→ SHORT TASK
Transcribe every line of the records below, keeping each character and line unchanged.

(Raw records)
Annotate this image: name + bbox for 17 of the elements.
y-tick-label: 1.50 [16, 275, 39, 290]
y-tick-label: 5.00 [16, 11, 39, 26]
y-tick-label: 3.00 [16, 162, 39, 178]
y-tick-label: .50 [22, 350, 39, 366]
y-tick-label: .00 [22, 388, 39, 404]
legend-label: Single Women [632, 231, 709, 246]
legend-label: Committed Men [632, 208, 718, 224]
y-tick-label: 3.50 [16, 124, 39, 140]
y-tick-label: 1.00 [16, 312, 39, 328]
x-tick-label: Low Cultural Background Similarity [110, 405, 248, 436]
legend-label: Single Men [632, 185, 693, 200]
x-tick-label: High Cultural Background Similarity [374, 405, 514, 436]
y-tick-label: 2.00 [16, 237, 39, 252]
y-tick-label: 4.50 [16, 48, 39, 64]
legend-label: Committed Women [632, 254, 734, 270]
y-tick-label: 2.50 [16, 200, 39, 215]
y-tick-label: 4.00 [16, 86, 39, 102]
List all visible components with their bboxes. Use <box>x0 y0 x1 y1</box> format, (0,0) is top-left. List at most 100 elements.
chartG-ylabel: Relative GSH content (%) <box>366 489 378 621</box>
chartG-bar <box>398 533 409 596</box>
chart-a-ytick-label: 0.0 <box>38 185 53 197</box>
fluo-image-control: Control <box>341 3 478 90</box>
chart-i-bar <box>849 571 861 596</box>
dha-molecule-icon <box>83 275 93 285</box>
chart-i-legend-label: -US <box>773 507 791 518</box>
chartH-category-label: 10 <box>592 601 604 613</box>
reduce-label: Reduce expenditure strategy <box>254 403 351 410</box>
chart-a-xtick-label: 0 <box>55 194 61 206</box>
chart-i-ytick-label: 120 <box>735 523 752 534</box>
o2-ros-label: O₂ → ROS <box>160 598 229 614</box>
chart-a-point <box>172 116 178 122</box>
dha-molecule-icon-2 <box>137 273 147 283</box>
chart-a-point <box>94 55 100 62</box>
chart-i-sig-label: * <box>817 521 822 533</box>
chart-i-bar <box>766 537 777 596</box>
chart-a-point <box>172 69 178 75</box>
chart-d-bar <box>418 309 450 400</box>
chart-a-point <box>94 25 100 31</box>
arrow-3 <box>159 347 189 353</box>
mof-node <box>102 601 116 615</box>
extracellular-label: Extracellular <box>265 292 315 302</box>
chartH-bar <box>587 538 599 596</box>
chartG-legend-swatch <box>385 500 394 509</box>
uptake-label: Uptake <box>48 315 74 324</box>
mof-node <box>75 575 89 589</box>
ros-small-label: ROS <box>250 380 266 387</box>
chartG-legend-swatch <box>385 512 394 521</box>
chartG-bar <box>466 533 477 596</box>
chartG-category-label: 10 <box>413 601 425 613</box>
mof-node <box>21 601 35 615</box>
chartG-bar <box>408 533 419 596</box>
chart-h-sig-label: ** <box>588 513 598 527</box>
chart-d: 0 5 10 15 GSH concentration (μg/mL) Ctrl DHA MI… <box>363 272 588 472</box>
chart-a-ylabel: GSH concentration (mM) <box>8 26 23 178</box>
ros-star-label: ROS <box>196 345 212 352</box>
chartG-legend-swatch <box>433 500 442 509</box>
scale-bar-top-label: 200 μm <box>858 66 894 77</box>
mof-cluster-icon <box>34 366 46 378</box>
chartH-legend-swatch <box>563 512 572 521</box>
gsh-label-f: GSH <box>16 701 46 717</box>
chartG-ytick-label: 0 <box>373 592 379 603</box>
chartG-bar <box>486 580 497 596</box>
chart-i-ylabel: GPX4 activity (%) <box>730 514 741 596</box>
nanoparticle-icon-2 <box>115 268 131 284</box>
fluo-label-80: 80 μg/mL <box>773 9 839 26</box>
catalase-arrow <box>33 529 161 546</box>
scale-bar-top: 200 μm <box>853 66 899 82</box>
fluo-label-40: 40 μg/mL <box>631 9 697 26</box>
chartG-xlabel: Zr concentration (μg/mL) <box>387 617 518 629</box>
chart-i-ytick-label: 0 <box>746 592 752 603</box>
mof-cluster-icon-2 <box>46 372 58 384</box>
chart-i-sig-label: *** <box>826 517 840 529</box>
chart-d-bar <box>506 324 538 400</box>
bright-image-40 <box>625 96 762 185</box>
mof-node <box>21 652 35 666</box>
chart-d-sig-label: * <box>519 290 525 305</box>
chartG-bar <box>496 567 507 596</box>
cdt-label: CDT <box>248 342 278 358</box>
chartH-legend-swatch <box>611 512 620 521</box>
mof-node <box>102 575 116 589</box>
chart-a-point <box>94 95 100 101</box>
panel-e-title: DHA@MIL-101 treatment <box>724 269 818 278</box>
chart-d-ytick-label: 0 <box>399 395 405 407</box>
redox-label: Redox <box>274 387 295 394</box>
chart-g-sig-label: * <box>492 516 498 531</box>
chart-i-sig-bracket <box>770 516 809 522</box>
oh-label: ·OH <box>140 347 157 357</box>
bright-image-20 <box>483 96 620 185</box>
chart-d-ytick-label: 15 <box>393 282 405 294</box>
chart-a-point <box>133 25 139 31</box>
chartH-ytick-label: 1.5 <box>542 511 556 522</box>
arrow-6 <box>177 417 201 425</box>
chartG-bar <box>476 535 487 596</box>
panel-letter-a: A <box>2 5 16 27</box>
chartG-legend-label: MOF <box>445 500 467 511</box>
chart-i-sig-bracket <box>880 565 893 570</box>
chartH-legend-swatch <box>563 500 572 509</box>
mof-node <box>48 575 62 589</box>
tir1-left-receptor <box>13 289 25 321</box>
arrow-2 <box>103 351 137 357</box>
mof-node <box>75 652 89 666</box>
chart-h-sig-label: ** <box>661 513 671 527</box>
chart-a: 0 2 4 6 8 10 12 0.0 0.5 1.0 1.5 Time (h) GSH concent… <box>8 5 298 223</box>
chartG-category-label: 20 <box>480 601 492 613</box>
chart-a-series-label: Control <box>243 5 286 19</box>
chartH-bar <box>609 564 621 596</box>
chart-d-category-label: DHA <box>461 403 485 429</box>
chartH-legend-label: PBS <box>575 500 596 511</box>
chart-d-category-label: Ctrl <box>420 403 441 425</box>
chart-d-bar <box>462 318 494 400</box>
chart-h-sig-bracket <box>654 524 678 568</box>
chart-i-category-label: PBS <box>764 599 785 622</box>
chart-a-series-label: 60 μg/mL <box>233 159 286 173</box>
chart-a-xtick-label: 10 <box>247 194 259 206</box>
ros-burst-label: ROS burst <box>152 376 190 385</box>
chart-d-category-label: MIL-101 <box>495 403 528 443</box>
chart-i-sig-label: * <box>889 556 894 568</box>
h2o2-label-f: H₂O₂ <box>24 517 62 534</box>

→ FULL ANSWER
Annotate this image: name + bbox for 17 of the elements.
y-tick-label: 1.50 [16, 275, 39, 290]
y-tick-label: 5.00 [16, 11, 39, 26]
y-tick-label: 3.00 [16, 162, 39, 178]
y-tick-label: .50 [22, 350, 39, 366]
y-tick-label: .00 [22, 388, 39, 404]
legend-label: Single Women [632, 231, 709, 246]
legend-label: Committed Men [632, 208, 718, 224]
y-tick-label: 3.50 [16, 124, 39, 140]
y-tick-label: 1.00 [16, 312, 39, 328]
x-tick-label: Low Cultural Background Similarity [110, 405, 248, 436]
legend-label: Single Men [632, 185, 693, 200]
x-tick-label: High Cultural Background Similarity [374, 405, 514, 436]
y-tick-label: 2.00 [16, 237, 39, 252]
y-tick-label: 4.50 [16, 48, 39, 64]
legend-label: Committed Women [632, 254, 734, 270]
y-tick-label: 2.50 [16, 200, 39, 215]
y-tick-label: 4.00 [16, 86, 39, 102]
List all visible components with their bboxes. Use <box>x0 y0 x1 y1</box> format, (0,0) is top-left. List at most 100 elements.
chartG-ylabel: Relative GSH content (%) <box>366 489 378 621</box>
chartG-bar <box>398 533 409 596</box>
chart-a-ytick-label: 0.0 <box>38 185 53 197</box>
fluo-image-control: Control <box>341 3 478 90</box>
chart-i-bar <box>849 571 861 596</box>
dha-molecule-icon <box>83 275 93 285</box>
chart-i-legend-label: -US <box>773 507 791 518</box>
chartH-category-label: 10 <box>592 601 604 613</box>
reduce-label: Reduce expenditure strategy <box>254 403 351 410</box>
chart-a-xtick-label: 0 <box>55 194 61 206</box>
chart-i-ytick-label: 120 <box>735 523 752 534</box>
o2-ros-label: O₂ → ROS <box>160 598 229 614</box>
chart-a-point <box>172 116 178 122</box>
dha-molecule-icon-2 <box>137 273 147 283</box>
chart-a-point <box>94 55 100 62</box>
chart-i-sig-label: * <box>817 521 822 533</box>
chart-i-bar <box>766 537 777 596</box>
chart-a-point <box>172 69 178 75</box>
chart-d-bar <box>418 309 450 400</box>
chart-a-point <box>94 25 100 31</box>
arrow-3 <box>159 347 189 353</box>
mof-node <box>102 601 116 615</box>
extracellular-label: Extracellular <box>265 292 315 302</box>
chartH-bar <box>587 538 599 596</box>
chartG-legend-swatch <box>385 500 394 509</box>
uptake-label: Uptake <box>48 315 74 324</box>
mof-node <box>75 575 89 589</box>
ros-small-label: ROS <box>250 380 266 387</box>
chartG-legend-swatch <box>385 512 394 521</box>
chartG-bar <box>466 533 477 596</box>
chartG-category-label: 10 <box>413 601 425 613</box>
mof-node <box>21 601 35 615</box>
chartG-bar <box>408 533 419 596</box>
chart-h-sig-label: ** <box>588 513 598 527</box>
chart-d: 0 5 10 15 GSH concentration (μg/mL) Ctrl DHA MI… <box>363 272 588 472</box>
chart-a-ylabel: GSH concentration (mM) <box>8 26 23 178</box>
ros-star-label: ROS <box>196 345 212 352</box>
chartG-legend-swatch <box>433 500 442 509</box>
scale-bar-top-label: 200 μm <box>858 66 894 77</box>
mof-cluster-icon <box>34 366 46 378</box>
chartH-legend-swatch <box>563 512 572 521</box>
gsh-label-f: GSH <box>16 701 46 717</box>
chartG-ytick-label: 0 <box>373 592 379 603</box>
chartG-bar <box>486 580 497 596</box>
chart-i-ylabel: GPX4 activity (%) <box>730 514 741 596</box>
nanoparticle-icon-2 <box>115 268 131 284</box>
fluo-label-80: 80 μg/mL <box>773 9 839 26</box>
catalase-arrow <box>33 529 161 546</box>
scale-bar-top: 200 μm <box>853 66 899 82</box>
fluo-label-40: 40 μg/mL <box>631 9 697 26</box>
chartG-xlabel: Zr concentration (μg/mL) <box>387 617 518 629</box>
chart-i-ytick-label: 0 <box>746 592 752 603</box>
mof-cluster-icon-2 <box>46 372 58 384</box>
chart-i-sig-label: *** <box>826 517 840 529</box>
chart-d-bar <box>506 324 538 400</box>
bright-image-40 <box>625 96 762 185</box>
mof-node <box>21 652 35 666</box>
chart-d-sig-label: * <box>519 290 525 305</box>
chartG-bar <box>496 567 507 596</box>
cdt-label: CDT <box>248 342 278 358</box>
chartH-legend-swatch <box>611 512 620 521</box>
mof-node <box>102 575 116 589</box>
chart-a-point <box>94 95 100 101</box>
panel-e-title: DHA@MIL-101 treatment <box>724 269 818 278</box>
chart-d-ytick-label: 0 <box>399 395 405 407</box>
redox-label: Redox <box>274 387 295 394</box>
chart-g-sig-label: * <box>492 516 498 531</box>
chart-i-sig-bracket <box>770 516 809 522</box>
oh-label: ·OH <box>140 347 157 357</box>
bright-image-20 <box>483 96 620 185</box>
chart-d-ytick-label: 15 <box>393 282 405 294</box>
chart-a-point <box>133 25 139 31</box>
chartH-ytick-label: 1.5 <box>542 511 556 522</box>
arrow-6 <box>177 417 201 425</box>
chartG-bar <box>476 535 487 596</box>
panel-letter-a: A <box>2 5 16 27</box>
chartG-legend-label: MOF <box>445 500 467 511</box>
chart-i-sig-bracket <box>880 565 893 570</box>
chartH-legend-swatch <box>563 500 572 509</box>
mof-node <box>48 575 62 589</box>
tir1-left-receptor <box>13 289 25 321</box>
arrow-2 <box>103 351 137 357</box>
mof-node <box>75 652 89 666</box>
chart-h-sig-label: ** <box>661 513 671 527</box>
chart-a: 0 2 4 6 8 10 12 0.0 0.5 1.0 1.5 Time (h) GSH concent… <box>8 5 298 223</box>
chartG-category-label: 20 <box>480 601 492 613</box>
chart-a-series-label: Control <box>243 5 286 19</box>
chartH-bar <box>609 564 621 596</box>
chart-d-category-label: DHA <box>461 403 485 429</box>
chartH-legend-label: PBS <box>575 500 596 511</box>
chart-d-category-label: Ctrl <box>420 403 441 425</box>
chart-d-bar <box>462 318 494 400</box>
chart-h-sig-bracket <box>654 524 678 568</box>
chart-i-category-label: PBS <box>764 599 785 622</box>
chart-a-series-label: 60 μg/mL <box>233 159 286 173</box>
chart-a-xtick-label: 10 <box>247 194 259 206</box>
ros-burst-label: ROS burst <box>152 376 190 385</box>
chart-d-category-label: MIL-101 <box>495 403 528 443</box>
chart-i-sig-label: * <box>889 556 894 568</box>
h2o2-label-f: H₂O₂ <box>24 517 62 534</box>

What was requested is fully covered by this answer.